(Figure collection entries)
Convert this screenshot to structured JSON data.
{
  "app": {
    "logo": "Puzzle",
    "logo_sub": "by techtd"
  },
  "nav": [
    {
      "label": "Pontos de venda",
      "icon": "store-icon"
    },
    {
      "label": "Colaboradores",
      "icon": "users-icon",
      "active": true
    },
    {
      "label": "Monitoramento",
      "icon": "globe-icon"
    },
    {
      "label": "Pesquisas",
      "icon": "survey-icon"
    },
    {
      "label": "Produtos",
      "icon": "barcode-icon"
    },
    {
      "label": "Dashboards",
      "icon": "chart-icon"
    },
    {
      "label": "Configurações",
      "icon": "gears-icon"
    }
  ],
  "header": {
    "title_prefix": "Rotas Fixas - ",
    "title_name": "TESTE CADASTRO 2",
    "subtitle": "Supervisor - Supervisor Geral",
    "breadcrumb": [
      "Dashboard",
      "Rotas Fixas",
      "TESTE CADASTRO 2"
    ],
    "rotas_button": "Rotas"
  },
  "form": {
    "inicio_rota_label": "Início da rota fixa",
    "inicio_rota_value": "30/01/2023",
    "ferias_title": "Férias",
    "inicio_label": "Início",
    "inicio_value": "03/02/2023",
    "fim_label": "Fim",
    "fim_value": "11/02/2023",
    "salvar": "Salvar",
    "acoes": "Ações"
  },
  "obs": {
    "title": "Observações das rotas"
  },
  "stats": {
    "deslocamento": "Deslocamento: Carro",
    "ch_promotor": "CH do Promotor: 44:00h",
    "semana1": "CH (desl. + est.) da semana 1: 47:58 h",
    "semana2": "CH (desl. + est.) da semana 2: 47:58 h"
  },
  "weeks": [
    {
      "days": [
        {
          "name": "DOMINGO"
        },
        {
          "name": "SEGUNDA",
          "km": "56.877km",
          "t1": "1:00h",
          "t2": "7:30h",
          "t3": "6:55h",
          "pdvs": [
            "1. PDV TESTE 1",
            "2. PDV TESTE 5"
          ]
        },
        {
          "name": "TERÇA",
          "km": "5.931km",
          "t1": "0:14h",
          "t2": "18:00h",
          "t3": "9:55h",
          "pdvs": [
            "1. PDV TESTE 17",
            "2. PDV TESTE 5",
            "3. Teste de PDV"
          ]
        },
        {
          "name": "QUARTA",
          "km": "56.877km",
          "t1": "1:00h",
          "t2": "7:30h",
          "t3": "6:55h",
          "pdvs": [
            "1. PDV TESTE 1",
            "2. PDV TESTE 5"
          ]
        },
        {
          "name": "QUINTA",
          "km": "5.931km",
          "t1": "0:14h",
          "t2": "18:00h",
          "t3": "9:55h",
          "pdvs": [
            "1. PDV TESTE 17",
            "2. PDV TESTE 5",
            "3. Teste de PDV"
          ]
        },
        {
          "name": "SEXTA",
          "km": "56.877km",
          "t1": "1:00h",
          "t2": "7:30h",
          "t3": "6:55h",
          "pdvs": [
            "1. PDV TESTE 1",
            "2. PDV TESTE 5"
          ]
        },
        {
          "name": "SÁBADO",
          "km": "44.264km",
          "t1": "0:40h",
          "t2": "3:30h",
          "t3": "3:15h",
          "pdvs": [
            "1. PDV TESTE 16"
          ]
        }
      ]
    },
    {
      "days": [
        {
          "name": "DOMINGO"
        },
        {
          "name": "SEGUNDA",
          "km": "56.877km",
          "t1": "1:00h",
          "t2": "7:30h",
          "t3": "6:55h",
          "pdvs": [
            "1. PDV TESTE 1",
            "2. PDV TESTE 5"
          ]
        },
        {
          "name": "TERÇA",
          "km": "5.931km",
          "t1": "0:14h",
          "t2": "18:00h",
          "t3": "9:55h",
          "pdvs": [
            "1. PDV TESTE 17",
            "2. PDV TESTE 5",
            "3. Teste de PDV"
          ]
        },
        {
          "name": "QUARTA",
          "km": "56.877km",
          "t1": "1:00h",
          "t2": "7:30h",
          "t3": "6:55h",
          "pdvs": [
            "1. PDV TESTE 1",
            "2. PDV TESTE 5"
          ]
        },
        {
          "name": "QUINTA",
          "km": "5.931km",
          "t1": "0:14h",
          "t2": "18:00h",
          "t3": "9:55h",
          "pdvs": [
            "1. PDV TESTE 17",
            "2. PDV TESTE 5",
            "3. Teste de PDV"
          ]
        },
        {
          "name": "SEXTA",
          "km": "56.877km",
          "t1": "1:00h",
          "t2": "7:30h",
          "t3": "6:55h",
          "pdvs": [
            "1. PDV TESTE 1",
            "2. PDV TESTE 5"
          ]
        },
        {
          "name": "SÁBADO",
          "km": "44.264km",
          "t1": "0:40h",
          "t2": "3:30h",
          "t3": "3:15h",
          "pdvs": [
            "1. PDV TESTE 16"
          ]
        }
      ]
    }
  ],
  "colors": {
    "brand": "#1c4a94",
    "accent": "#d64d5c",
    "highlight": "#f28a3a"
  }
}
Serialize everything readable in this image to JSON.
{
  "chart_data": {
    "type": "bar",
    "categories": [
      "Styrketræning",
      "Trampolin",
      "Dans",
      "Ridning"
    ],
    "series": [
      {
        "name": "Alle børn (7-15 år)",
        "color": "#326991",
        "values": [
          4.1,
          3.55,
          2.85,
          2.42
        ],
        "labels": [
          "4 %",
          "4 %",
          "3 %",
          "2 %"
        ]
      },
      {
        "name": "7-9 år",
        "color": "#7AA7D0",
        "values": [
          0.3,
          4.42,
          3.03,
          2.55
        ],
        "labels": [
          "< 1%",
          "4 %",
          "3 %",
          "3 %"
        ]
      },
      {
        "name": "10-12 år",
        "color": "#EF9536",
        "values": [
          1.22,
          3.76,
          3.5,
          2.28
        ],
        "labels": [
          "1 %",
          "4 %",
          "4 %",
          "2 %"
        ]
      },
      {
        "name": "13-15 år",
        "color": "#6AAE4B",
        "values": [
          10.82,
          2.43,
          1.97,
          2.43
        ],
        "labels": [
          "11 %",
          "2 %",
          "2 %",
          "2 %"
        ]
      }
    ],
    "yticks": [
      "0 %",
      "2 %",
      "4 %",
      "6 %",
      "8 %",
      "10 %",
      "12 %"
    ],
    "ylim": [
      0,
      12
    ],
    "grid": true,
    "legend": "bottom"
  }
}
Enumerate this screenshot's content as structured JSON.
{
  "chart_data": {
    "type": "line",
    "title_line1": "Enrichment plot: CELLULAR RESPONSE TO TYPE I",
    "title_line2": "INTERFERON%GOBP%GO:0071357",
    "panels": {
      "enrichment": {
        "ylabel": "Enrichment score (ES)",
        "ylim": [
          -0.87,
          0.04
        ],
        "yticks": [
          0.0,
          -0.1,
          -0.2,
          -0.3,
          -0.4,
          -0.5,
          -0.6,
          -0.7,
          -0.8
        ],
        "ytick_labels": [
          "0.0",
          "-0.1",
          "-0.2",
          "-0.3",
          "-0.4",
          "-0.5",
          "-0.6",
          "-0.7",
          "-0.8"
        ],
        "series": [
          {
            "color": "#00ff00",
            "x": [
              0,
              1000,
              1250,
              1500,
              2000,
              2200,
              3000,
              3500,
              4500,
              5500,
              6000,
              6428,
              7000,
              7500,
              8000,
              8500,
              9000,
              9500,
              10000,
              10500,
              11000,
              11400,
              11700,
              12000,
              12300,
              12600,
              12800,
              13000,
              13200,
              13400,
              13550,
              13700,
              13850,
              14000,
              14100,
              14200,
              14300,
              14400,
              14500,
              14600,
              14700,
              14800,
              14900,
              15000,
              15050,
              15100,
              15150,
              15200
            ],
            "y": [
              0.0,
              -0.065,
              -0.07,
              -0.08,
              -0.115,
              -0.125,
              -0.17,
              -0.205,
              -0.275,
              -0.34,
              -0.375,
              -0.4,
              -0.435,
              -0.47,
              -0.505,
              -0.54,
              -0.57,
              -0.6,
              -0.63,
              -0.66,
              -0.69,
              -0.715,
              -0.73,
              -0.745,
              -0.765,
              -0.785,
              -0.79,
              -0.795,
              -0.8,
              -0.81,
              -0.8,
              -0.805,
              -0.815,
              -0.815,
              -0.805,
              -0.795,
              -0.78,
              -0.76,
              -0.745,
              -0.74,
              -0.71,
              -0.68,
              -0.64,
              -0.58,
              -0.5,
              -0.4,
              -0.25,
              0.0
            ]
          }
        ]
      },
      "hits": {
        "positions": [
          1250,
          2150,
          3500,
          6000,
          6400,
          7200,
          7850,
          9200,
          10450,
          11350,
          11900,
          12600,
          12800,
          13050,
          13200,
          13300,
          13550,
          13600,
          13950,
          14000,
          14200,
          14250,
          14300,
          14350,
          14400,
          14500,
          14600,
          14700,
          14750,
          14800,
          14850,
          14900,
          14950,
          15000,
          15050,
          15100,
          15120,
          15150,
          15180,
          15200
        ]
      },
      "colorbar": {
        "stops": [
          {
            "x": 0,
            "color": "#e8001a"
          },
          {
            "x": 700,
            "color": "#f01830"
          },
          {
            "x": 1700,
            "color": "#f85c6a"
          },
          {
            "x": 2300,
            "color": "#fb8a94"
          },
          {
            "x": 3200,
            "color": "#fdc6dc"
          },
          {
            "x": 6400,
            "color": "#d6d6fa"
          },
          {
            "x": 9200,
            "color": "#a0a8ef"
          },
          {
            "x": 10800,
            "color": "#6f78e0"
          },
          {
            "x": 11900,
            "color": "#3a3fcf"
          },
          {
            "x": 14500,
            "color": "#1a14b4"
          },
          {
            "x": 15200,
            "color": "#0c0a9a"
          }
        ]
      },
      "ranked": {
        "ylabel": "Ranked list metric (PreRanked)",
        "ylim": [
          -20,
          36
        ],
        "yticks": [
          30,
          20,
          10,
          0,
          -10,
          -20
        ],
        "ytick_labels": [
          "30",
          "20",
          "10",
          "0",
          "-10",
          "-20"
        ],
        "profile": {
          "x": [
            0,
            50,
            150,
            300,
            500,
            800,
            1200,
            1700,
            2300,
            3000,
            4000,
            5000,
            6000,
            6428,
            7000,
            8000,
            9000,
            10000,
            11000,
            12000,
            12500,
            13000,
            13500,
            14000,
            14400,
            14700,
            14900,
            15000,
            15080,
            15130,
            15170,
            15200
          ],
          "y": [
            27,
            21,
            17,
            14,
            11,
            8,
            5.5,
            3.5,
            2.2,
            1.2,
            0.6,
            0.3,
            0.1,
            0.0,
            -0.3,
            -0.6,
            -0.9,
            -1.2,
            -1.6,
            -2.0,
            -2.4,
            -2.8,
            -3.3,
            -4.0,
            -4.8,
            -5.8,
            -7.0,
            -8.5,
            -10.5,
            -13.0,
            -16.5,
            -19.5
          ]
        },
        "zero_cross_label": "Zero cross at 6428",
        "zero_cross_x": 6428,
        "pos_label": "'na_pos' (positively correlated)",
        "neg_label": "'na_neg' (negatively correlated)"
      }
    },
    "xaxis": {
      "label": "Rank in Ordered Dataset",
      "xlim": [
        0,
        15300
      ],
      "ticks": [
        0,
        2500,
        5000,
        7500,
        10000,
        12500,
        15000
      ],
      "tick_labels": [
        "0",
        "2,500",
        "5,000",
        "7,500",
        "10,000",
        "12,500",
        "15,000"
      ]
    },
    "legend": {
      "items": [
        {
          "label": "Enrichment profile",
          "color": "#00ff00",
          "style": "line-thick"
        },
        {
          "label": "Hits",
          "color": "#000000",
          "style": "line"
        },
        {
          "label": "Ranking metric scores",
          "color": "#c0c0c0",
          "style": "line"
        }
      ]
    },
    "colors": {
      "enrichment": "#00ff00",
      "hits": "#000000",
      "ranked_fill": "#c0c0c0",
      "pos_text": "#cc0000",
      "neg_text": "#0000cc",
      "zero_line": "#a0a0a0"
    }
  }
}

** Description of the task **
Pick every line with "structured" in it and copy it.

** Solved problem **
Convert this screenshot to structured JSON data.
Enumerate this screenshot's content as structured JSON.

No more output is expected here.